_Written problem_:
Among the lines below, count those containing the word "requests". Give the number only.

(Data entries)
########

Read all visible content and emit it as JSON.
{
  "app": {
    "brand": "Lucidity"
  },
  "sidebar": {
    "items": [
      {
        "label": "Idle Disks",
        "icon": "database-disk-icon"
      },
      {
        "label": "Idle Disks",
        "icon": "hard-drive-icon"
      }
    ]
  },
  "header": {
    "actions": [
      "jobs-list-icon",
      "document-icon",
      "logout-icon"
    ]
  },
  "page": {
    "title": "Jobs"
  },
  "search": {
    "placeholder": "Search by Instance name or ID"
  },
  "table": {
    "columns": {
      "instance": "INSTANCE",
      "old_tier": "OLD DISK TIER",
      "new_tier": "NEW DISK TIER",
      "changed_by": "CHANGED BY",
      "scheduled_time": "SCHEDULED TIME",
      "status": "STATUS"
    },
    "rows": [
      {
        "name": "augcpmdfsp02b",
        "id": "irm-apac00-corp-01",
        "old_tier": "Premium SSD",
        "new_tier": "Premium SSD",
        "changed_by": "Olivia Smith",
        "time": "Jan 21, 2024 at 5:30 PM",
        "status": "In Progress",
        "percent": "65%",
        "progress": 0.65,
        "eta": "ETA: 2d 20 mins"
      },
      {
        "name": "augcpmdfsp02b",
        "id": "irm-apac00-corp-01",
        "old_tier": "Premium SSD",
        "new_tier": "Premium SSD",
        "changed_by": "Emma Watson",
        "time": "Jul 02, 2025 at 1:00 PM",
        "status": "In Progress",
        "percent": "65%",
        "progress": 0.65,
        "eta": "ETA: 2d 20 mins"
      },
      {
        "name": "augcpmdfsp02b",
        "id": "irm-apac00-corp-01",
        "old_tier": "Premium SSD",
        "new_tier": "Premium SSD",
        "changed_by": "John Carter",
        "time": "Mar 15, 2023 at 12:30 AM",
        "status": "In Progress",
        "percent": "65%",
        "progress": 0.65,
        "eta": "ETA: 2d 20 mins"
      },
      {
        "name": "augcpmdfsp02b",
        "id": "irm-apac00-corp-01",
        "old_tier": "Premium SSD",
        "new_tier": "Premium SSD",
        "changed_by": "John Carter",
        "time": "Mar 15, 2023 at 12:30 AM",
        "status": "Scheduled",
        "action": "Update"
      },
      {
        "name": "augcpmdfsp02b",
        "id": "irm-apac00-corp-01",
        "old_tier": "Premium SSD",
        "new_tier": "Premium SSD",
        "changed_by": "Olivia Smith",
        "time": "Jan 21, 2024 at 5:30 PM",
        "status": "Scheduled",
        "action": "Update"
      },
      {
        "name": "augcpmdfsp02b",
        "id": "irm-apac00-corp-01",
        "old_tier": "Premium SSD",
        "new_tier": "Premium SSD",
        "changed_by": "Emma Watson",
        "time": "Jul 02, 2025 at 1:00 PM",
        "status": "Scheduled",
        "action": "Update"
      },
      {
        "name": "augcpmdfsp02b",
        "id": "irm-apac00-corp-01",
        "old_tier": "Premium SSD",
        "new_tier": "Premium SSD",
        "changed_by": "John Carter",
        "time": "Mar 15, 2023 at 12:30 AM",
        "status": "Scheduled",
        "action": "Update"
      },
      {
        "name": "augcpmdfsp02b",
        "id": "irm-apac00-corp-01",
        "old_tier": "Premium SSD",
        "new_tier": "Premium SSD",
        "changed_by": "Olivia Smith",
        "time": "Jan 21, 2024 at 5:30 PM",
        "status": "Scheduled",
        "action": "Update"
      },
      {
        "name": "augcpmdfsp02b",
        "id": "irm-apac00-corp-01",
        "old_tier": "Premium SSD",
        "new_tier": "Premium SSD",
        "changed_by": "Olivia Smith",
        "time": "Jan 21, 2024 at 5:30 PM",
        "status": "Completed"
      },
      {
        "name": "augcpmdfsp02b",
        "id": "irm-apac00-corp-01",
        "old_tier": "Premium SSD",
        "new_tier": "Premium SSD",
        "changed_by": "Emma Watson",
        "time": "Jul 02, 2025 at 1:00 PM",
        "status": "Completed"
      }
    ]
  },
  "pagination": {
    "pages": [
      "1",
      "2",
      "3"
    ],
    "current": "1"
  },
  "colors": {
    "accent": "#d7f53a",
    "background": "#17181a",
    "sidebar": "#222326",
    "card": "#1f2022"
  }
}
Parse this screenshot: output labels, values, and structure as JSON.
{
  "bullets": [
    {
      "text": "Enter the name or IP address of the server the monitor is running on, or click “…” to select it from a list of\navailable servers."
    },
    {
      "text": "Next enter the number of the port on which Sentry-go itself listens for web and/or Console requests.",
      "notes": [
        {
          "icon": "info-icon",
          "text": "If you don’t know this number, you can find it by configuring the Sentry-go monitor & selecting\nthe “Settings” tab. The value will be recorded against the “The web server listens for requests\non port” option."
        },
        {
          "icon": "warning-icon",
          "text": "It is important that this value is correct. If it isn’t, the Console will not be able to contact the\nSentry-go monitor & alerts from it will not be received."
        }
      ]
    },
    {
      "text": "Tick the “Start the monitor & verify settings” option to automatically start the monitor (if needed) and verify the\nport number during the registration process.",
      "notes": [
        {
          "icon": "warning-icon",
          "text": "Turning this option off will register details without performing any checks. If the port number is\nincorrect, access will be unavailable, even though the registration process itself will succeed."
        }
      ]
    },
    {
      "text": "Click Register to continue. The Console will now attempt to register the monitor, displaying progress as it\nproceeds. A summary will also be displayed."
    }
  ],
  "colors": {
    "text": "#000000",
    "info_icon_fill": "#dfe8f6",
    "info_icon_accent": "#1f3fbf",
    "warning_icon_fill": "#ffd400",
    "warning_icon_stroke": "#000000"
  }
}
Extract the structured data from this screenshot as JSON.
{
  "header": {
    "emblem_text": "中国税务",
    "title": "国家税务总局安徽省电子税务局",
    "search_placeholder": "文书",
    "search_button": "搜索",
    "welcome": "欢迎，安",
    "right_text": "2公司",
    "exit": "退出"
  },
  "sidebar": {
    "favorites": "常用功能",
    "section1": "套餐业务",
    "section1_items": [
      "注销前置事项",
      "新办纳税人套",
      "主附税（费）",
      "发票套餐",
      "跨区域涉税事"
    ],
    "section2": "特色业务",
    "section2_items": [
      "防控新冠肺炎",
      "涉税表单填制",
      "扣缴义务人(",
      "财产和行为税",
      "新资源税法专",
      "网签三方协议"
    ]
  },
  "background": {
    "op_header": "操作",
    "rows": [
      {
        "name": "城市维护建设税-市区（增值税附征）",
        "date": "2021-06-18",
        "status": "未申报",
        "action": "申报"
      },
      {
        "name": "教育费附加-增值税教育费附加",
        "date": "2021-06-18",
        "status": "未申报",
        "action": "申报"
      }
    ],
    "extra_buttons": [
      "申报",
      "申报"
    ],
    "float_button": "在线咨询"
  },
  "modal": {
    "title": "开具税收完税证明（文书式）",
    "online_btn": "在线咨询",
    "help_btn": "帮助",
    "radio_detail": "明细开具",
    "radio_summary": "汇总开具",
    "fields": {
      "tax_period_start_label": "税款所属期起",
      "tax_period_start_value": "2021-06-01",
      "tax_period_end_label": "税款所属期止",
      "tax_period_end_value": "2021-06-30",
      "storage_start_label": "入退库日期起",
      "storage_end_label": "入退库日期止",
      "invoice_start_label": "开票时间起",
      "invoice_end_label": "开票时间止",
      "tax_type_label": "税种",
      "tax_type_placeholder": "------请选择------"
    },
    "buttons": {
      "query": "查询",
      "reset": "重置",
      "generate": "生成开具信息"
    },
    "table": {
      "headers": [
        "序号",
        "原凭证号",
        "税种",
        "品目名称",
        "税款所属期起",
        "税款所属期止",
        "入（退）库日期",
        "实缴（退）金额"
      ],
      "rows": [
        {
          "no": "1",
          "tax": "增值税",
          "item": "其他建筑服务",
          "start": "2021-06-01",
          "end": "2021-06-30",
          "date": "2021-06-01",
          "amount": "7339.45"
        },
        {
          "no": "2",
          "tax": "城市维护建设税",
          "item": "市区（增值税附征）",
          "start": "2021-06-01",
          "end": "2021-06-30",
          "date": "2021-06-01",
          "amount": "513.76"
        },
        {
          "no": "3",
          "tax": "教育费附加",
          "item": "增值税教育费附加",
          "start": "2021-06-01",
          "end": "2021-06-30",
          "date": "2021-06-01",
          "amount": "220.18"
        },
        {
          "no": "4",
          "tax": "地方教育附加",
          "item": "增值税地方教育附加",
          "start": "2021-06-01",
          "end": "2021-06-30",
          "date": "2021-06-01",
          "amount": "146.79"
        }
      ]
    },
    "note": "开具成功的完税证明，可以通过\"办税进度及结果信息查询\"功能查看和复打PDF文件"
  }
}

########

_Answer in full_:
2